> _Exercise requirements_
For this exercise, copy out each line of the material below that includes "false".

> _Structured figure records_

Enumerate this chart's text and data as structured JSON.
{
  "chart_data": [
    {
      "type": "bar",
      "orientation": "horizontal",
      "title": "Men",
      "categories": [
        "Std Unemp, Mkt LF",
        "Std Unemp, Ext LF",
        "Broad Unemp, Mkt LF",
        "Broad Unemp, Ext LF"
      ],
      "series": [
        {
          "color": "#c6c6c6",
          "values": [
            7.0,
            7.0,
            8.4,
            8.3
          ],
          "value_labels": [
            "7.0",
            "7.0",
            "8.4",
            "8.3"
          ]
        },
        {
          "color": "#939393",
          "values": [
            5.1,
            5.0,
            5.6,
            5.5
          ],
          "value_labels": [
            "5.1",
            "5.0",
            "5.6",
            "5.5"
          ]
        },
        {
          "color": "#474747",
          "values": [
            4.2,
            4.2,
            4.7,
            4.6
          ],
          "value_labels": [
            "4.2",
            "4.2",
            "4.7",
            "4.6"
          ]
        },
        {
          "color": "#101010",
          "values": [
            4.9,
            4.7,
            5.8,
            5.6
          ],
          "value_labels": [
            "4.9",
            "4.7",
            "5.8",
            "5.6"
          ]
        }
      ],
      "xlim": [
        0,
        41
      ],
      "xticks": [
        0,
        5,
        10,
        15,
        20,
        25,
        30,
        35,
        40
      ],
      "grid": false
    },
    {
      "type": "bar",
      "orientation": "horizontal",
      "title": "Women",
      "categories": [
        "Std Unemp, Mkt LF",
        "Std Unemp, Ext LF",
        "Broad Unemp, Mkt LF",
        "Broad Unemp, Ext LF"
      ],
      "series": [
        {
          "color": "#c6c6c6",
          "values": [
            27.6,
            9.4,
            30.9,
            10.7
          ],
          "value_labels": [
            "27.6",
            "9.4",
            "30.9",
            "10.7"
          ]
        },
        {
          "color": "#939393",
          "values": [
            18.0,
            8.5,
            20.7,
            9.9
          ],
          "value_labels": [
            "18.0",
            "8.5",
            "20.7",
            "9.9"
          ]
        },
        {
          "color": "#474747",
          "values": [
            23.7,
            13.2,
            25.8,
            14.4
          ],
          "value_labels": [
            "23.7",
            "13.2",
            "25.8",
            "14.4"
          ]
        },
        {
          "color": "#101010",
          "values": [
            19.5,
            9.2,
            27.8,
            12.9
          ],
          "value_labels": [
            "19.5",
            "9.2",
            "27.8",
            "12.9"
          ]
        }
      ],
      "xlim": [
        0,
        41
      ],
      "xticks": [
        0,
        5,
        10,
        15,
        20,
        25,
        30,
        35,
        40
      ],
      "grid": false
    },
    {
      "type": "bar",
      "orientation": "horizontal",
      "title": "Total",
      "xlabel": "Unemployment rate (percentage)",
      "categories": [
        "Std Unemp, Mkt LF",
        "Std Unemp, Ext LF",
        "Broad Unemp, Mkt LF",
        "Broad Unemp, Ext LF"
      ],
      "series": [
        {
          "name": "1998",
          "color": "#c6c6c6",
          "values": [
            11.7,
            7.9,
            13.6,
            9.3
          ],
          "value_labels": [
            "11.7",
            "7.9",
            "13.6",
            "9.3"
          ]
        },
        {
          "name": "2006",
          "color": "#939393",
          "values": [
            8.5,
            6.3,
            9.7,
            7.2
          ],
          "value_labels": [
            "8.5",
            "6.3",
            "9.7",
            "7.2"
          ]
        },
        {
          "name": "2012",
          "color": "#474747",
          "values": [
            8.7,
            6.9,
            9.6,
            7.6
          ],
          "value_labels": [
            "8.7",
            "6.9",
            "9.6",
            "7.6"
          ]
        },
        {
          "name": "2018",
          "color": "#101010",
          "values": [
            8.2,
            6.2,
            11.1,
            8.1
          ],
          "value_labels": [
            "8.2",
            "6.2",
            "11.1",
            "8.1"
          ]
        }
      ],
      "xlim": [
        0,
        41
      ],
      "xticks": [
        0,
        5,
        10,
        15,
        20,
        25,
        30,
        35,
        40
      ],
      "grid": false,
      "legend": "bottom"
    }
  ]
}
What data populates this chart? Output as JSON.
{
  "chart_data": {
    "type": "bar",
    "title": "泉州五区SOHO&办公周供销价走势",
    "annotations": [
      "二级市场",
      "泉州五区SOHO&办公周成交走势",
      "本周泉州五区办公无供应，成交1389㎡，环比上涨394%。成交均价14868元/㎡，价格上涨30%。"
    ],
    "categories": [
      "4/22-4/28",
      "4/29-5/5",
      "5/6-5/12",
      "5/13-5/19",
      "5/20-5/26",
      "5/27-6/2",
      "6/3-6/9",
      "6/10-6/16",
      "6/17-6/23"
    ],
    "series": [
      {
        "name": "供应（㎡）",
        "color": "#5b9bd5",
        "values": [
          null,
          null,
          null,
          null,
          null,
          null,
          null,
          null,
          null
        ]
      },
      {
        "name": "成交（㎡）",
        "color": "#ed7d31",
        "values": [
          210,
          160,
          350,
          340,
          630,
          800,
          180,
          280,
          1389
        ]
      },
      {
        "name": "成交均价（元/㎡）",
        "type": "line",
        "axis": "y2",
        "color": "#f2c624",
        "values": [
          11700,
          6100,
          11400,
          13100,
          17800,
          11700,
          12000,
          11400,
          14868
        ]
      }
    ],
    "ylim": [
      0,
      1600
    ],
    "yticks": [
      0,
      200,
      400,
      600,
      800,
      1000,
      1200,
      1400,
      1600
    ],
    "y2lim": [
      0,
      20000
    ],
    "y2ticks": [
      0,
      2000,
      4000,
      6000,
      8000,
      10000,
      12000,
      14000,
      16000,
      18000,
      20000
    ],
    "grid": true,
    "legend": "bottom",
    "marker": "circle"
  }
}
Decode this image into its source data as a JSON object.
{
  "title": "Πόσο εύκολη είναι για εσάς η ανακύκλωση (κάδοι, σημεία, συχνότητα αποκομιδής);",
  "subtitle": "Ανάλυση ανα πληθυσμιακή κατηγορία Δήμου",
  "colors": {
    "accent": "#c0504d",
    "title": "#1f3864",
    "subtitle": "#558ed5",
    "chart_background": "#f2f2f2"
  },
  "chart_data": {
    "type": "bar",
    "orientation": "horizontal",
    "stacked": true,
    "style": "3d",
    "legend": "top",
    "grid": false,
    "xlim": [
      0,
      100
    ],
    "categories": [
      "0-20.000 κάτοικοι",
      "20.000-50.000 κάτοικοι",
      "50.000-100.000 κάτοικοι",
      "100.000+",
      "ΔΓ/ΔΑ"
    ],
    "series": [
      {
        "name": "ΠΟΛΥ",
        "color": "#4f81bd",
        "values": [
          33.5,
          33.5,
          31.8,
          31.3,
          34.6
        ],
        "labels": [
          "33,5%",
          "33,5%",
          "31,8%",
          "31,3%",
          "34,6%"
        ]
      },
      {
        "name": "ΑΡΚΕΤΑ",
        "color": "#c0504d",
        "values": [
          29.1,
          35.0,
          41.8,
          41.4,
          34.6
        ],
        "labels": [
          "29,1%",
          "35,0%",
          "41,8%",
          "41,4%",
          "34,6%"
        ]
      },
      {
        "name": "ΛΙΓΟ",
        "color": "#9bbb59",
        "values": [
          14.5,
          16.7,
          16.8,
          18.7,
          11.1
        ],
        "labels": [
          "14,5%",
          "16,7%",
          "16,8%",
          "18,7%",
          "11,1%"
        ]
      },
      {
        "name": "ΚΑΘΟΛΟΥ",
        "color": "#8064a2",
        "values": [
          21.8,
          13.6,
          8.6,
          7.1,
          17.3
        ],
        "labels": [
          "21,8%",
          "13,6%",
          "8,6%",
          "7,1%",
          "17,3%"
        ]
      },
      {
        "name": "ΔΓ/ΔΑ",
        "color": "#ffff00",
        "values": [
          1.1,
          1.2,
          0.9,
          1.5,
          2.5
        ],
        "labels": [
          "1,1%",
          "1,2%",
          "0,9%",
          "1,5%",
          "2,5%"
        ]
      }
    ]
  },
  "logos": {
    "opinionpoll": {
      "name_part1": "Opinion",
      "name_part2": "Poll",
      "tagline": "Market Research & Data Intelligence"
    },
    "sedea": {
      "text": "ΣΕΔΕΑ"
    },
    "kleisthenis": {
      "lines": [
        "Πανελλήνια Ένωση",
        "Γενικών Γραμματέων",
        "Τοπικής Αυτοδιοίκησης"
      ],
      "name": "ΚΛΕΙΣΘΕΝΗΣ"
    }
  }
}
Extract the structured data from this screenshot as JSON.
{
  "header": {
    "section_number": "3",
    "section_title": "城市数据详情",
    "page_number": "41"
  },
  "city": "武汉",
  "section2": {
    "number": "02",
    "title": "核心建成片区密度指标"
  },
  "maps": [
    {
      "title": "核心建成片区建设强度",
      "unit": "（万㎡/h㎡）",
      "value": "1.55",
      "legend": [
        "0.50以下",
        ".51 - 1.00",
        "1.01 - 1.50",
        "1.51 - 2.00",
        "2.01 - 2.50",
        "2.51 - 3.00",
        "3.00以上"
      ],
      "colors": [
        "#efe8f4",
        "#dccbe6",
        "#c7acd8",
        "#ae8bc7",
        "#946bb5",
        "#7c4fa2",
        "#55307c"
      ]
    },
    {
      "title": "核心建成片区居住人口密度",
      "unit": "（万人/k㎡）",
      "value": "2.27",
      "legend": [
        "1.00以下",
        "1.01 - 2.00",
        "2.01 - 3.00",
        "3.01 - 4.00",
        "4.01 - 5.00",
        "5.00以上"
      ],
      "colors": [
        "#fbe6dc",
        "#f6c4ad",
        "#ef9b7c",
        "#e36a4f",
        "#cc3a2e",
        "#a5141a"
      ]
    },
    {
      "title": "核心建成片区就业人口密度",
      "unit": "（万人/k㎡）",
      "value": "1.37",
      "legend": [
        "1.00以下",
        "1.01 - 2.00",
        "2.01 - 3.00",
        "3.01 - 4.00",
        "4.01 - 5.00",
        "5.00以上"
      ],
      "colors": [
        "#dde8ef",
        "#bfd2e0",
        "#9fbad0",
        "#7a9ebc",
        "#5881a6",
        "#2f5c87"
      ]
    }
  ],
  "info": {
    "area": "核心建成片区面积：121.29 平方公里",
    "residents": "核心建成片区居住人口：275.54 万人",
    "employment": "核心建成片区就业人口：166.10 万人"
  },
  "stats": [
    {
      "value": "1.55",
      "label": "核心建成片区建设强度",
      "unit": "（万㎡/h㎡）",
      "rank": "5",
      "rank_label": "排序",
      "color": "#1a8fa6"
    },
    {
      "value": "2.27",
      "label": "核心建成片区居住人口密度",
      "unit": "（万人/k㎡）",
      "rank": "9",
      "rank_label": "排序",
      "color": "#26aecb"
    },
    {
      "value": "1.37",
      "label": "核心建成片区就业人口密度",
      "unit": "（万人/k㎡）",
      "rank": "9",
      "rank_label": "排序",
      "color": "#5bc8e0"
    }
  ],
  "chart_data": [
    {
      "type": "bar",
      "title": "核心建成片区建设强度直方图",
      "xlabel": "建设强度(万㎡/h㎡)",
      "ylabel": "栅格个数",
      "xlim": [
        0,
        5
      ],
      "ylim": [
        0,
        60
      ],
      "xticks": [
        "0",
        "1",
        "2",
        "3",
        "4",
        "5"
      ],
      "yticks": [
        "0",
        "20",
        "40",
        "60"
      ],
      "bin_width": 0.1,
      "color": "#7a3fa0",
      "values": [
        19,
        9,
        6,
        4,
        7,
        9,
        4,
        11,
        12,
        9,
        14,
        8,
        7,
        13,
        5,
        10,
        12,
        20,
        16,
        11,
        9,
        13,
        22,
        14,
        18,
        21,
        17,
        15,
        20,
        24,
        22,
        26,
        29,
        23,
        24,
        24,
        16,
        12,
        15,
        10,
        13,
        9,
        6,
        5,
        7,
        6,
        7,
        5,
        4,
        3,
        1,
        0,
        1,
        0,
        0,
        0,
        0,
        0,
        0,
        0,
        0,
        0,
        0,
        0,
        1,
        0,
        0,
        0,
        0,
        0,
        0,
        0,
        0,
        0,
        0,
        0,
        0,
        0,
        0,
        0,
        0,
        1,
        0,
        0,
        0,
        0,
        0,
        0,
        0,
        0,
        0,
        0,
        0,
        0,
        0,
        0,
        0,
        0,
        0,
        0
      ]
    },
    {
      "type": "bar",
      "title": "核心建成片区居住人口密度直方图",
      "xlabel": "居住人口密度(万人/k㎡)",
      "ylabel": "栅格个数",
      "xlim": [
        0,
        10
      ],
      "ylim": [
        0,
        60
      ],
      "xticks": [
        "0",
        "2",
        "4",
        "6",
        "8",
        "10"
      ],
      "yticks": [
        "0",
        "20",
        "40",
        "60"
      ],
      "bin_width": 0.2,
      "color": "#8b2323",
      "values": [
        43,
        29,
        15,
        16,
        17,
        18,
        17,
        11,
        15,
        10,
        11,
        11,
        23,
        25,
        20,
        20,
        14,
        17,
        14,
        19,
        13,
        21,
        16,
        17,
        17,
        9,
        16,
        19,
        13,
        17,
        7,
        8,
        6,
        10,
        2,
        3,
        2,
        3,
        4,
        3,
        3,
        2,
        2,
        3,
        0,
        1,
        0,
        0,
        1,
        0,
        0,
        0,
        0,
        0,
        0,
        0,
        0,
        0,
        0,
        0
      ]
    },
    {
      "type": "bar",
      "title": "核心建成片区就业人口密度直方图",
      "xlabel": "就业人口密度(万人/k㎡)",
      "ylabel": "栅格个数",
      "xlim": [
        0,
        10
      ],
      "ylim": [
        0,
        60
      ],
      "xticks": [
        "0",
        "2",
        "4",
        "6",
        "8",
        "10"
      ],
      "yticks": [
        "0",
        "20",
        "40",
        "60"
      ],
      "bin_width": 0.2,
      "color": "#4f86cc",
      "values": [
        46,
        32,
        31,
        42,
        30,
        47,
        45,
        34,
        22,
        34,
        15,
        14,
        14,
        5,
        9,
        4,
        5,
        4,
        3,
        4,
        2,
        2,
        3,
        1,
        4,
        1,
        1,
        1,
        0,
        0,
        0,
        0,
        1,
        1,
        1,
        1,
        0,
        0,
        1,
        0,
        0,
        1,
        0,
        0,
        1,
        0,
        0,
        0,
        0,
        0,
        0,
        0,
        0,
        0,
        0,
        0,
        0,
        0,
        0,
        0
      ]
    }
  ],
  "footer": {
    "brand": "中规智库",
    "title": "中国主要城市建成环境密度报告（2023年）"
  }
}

> _Exercise answer_
      "grid": false
      "grid": false
      "grid": false,
    "grid": false,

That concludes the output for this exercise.